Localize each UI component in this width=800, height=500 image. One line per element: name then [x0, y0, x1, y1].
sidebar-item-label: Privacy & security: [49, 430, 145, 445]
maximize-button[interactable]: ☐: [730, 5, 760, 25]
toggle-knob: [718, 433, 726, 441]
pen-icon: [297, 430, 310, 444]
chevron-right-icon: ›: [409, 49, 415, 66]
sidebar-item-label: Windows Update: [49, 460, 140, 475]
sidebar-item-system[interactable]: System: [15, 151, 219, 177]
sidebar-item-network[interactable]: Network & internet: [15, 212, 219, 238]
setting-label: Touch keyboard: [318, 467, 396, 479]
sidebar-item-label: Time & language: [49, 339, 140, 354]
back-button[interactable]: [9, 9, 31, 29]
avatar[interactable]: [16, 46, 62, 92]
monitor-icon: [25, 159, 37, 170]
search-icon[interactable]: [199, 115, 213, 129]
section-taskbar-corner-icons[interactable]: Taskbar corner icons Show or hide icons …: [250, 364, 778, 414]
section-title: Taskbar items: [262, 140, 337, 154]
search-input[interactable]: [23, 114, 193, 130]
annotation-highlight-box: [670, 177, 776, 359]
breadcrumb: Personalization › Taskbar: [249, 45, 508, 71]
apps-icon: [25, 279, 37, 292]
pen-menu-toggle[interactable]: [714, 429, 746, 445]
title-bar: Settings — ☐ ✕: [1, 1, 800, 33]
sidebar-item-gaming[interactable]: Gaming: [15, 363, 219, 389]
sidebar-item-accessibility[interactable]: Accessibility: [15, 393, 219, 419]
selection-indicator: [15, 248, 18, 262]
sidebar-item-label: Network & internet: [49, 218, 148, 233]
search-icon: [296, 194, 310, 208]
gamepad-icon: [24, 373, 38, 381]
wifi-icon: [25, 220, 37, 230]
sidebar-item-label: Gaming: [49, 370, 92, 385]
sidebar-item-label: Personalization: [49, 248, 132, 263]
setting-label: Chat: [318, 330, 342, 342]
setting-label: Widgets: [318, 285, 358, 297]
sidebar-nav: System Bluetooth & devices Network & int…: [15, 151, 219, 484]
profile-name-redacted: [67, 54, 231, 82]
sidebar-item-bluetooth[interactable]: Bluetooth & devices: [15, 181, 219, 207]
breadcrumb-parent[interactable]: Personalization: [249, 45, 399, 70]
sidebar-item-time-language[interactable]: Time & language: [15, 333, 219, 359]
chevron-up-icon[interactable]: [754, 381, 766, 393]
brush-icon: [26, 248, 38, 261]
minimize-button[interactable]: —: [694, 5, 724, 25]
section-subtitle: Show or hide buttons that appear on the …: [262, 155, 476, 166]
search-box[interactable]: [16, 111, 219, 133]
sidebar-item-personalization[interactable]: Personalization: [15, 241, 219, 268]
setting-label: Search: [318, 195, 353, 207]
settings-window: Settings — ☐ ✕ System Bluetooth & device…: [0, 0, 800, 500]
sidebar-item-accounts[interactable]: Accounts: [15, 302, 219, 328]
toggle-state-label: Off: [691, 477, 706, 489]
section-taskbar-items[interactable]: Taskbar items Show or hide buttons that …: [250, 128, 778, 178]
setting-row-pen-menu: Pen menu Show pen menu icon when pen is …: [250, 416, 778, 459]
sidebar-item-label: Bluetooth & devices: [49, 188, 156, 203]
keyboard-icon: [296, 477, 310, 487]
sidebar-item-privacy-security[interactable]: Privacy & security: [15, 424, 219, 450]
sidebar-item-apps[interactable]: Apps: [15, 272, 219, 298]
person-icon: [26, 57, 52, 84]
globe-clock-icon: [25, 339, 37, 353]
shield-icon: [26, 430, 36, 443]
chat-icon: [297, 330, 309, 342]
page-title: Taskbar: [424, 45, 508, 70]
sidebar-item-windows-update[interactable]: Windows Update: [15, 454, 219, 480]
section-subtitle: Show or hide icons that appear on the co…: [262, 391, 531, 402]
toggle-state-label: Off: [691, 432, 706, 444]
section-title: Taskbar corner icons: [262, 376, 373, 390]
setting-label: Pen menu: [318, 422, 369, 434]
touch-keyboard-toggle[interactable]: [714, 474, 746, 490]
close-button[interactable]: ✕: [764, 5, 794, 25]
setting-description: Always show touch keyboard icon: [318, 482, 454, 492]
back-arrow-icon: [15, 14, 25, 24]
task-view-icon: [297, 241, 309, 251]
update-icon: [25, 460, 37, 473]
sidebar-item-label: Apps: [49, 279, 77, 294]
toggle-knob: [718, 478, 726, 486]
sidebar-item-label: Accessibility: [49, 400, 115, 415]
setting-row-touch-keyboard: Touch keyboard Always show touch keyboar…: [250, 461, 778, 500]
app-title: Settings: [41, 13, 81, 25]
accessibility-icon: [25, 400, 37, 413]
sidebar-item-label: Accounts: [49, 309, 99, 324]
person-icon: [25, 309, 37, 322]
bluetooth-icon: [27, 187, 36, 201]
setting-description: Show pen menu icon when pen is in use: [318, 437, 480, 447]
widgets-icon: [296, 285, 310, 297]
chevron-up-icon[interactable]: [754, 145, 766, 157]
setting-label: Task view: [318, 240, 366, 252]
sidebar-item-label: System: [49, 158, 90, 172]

**Task to carry out:**
Copy out the rows from the first one through the row containing "45, 399, 70]", replacing "sidebar-item-label" with "nav-item-label" and keeping everything else the same.

**Final result:**
Localize each UI component in this width=800, height=500 image. One line per element: name then [x0, y0, x1, y1].
nav-item-label: Privacy & security: [49, 430, 145, 445]
maximize-button[interactable]: ☐: [730, 5, 760, 25]
toggle-knob: [718, 433, 726, 441]
pen-icon: [297, 430, 310, 444]
chevron-right-icon: ›: [409, 49, 415, 66]
nav-item-label: Windows Update: [49, 460, 140, 475]
sidebar-item-system[interactable]: System: [15, 151, 219, 177]
sidebar-item-network[interactable]: Network & internet: [15, 212, 219, 238]
setting-label: Touch keyboard: [318, 467, 396, 479]
nav-item-label: Time & language: [49, 339, 140, 354]
back-button[interactable]: [9, 9, 31, 29]
avatar[interactable]: [16, 46, 62, 92]
monitor-icon: [25, 159, 37, 170]
search-icon[interactable]: [199, 115, 213, 129]
section-taskbar-corner-icons[interactable]: Taskbar corner icons Show or hide icons …: [250, 364, 778, 414]
section-title: Taskbar items: [262, 140, 337, 154]
search-input[interactable]: [23, 114, 193, 130]
annotation-highlight-box: [670, 177, 776, 359]
breadcrumb: Personalization › Taskbar: [249, 45, 508, 71]
apps-icon: [25, 279, 37, 292]
pen-menu-toggle[interactable]: [714, 429, 746, 445]
title-bar: Settings — ☐ ✕: [1, 1, 800, 33]
sidebar-item-gaming[interactable]: Gaming: [15, 363, 219, 389]
sidebar-item-accessibility[interactable]: Accessibility: [15, 393, 219, 419]
selection-indicator: [15, 248, 18, 262]
nav-item-label: Network & internet: [49, 218, 148, 233]
search-icon: [296, 194, 310, 208]
gamepad-icon: [24, 373, 38, 381]
wifi-icon: [25, 220, 37, 230]
nav-item-label: Gaming: [49, 370, 92, 385]
nav-item-label: Personalization: [49, 248, 132, 263]
setting-label: Chat: [318, 330, 342, 342]
setting-label: Widgets: [318, 285, 358, 297]
sidebar-nav: System Bluetooth & devices Network & int…: [15, 151, 219, 484]
profile-name-redacted: [67, 54, 231, 82]
sidebar-item-bluetooth[interactable]: Bluetooth & devices: [15, 181, 219, 207]
breadcrumb-parent[interactable]: Personalization: [249, 45, 399, 70]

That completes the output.